■ **Written problem**:
Count every line below that contains "text", then state the total with no other output.

:::::

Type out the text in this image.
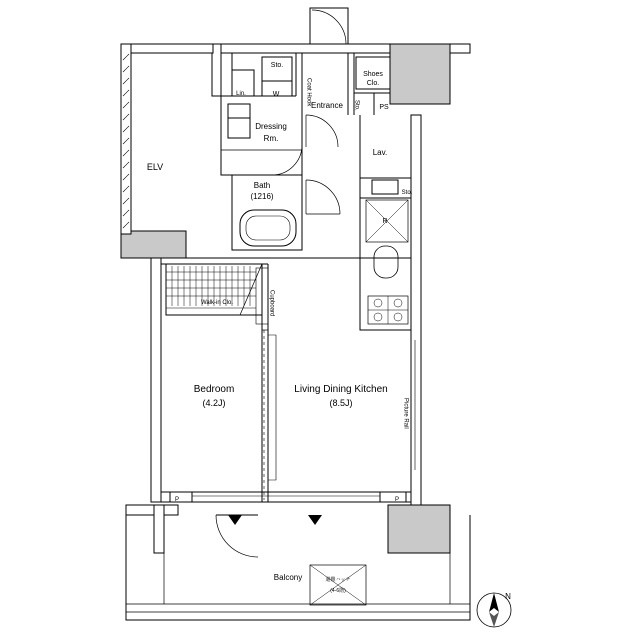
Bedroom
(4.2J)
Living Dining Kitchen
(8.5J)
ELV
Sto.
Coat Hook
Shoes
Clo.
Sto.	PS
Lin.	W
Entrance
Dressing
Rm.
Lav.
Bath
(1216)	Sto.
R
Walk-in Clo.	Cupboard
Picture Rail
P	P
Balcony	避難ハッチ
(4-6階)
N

:::::

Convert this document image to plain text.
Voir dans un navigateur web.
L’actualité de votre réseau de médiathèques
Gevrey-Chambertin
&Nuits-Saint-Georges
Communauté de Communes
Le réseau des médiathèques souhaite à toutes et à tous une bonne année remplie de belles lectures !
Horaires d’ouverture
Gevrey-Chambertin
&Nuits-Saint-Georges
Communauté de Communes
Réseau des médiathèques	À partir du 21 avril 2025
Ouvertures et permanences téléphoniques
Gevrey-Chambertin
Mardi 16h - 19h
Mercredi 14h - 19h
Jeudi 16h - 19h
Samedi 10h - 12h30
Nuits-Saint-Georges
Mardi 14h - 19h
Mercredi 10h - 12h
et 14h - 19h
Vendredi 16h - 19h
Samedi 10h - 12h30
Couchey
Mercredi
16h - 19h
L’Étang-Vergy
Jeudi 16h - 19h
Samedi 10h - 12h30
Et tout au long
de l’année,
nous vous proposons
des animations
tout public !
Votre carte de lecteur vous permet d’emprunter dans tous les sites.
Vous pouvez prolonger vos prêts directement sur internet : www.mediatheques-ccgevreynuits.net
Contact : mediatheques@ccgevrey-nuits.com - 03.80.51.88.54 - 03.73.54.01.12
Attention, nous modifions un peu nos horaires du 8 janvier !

:::::

■ **Solution to this task**:
2